EXERCISE PROMPT
Would you pull out every line of the material that contains the string "date"?

DATA SHOWN

□ □ □ □ □

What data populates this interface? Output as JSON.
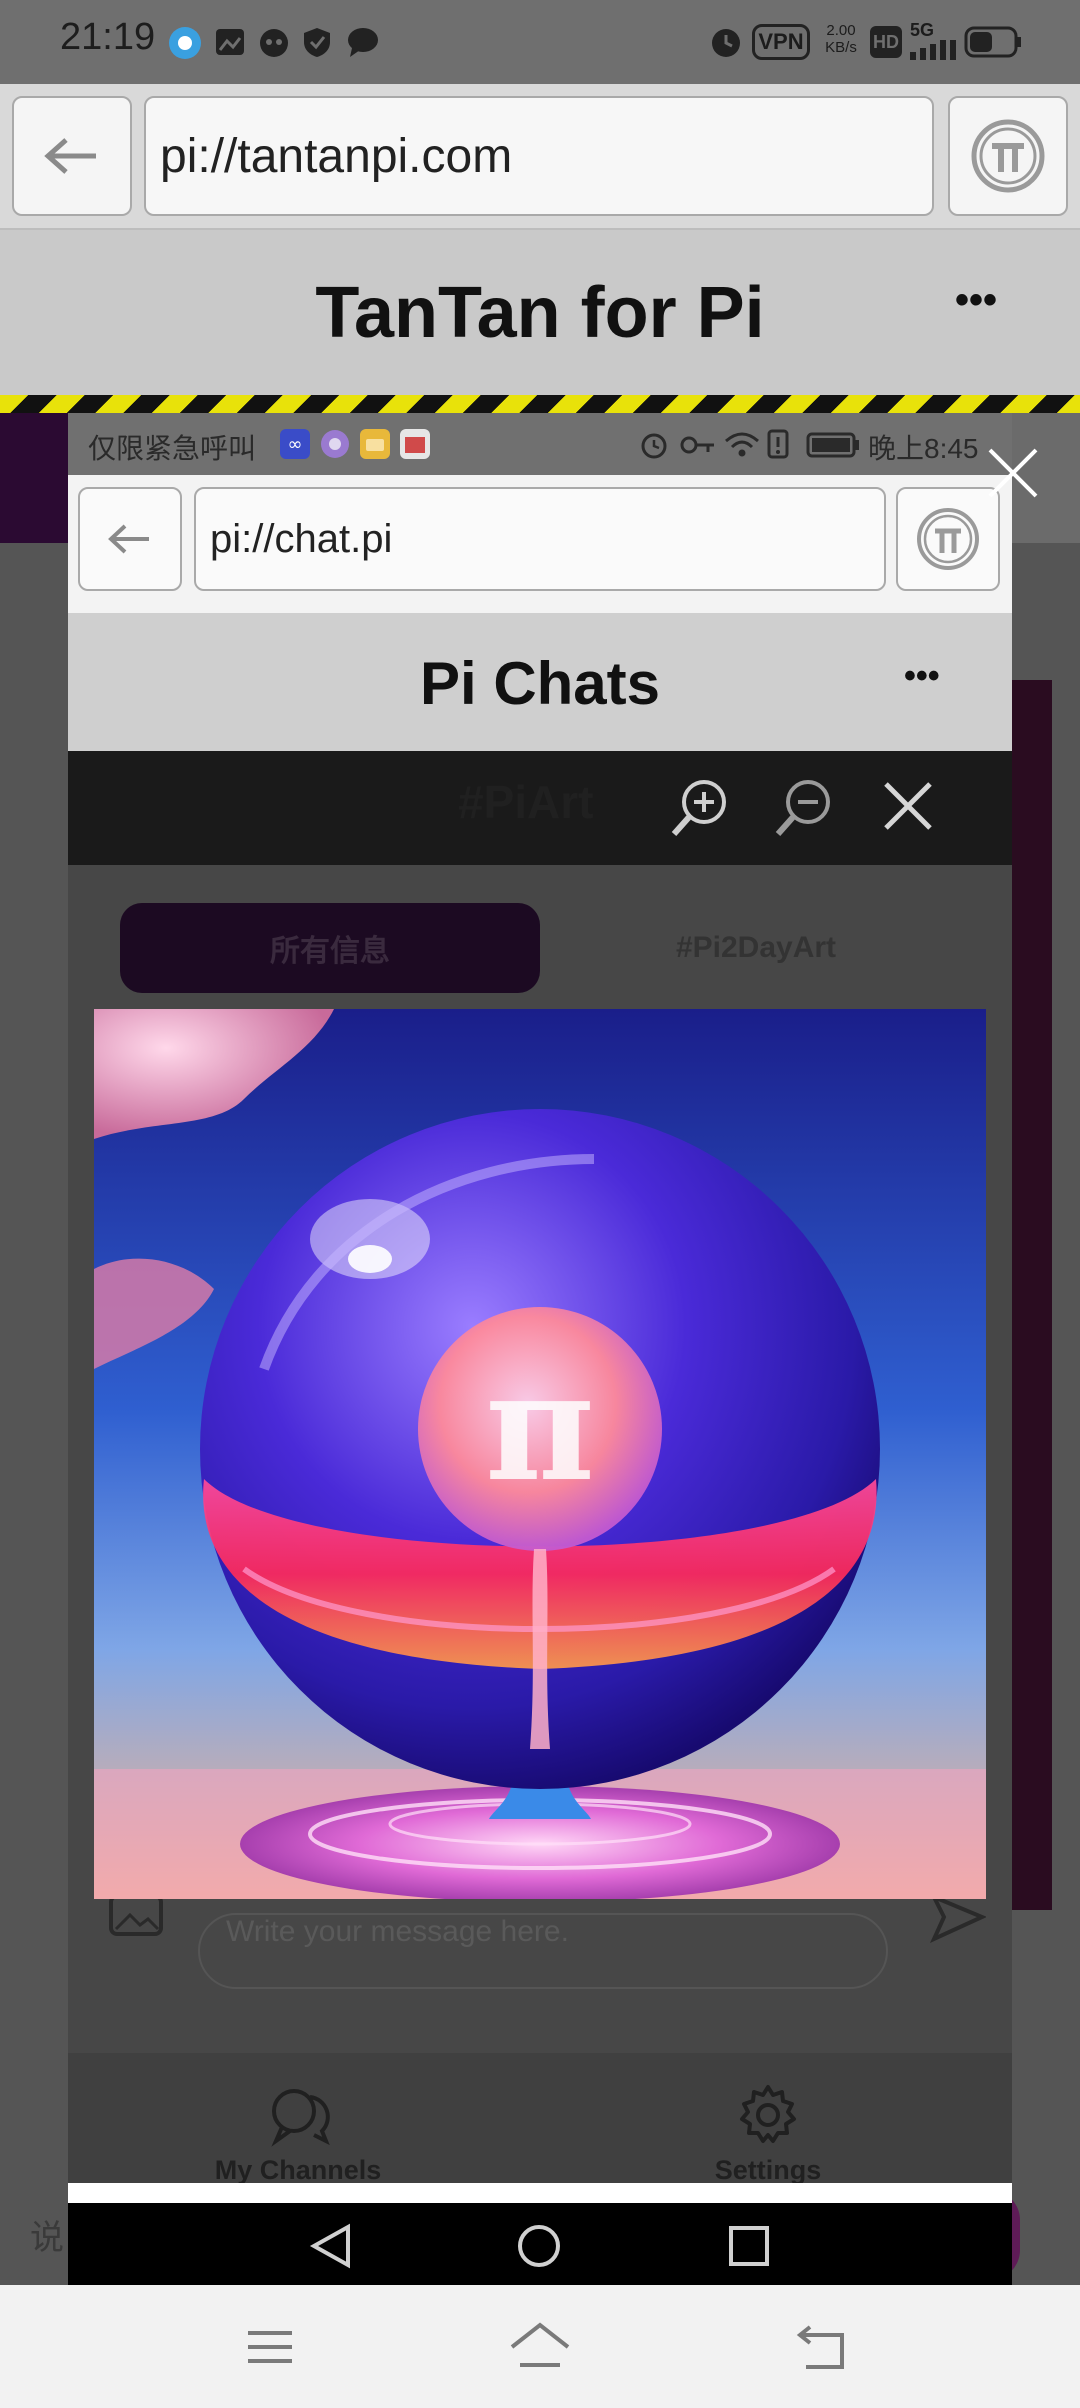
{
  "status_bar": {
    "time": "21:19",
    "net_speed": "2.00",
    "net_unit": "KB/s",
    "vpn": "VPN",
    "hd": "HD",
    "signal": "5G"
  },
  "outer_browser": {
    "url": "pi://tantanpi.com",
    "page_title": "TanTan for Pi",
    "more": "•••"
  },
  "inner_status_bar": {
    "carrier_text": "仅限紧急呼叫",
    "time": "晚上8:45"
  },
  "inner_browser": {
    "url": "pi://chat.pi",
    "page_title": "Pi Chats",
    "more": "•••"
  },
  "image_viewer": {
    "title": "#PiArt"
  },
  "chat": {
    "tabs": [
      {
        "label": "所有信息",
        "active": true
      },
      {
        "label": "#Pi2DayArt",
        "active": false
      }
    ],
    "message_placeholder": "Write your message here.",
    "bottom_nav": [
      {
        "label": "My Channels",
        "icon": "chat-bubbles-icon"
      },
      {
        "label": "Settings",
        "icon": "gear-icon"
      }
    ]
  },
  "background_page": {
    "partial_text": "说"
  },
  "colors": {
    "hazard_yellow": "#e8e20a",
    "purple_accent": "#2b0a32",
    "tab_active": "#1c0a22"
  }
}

□ □ □ □ □

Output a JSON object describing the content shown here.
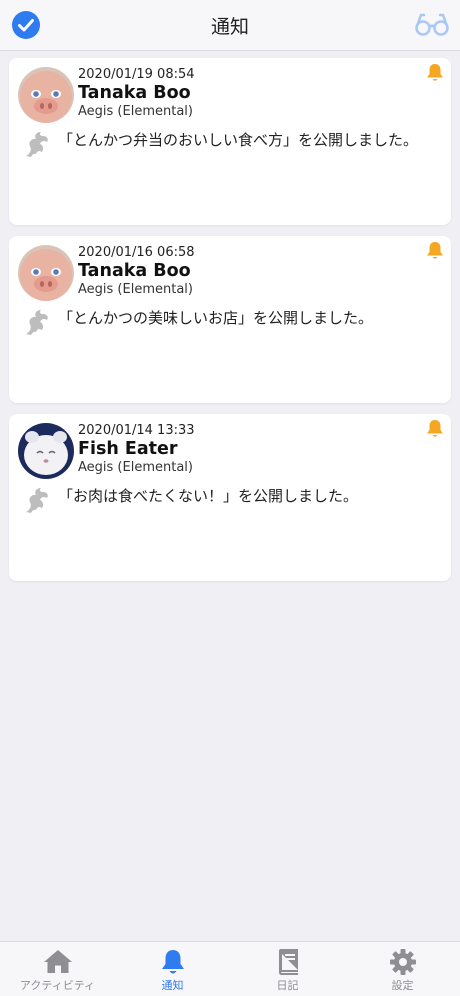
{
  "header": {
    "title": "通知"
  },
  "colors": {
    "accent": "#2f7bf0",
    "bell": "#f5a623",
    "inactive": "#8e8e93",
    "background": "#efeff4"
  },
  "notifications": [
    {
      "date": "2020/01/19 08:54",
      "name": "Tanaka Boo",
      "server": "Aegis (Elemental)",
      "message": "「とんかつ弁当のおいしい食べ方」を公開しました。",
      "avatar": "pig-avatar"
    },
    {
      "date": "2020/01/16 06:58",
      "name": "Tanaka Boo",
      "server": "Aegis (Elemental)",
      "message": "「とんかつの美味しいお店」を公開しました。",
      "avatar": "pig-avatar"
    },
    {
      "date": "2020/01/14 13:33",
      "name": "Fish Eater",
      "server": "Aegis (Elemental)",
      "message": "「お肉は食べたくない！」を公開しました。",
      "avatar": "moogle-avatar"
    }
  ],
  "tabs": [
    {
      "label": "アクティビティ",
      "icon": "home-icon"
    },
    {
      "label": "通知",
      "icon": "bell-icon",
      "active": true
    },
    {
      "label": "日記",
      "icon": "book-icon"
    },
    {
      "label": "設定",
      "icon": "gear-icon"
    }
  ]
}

□ □ □ □ □

RESPONSE TO THE TASK
      "date": "2020/01/19 08:54",
      "date": "2020/01/16 06:58",
      "date": "2020/01/14 13:33",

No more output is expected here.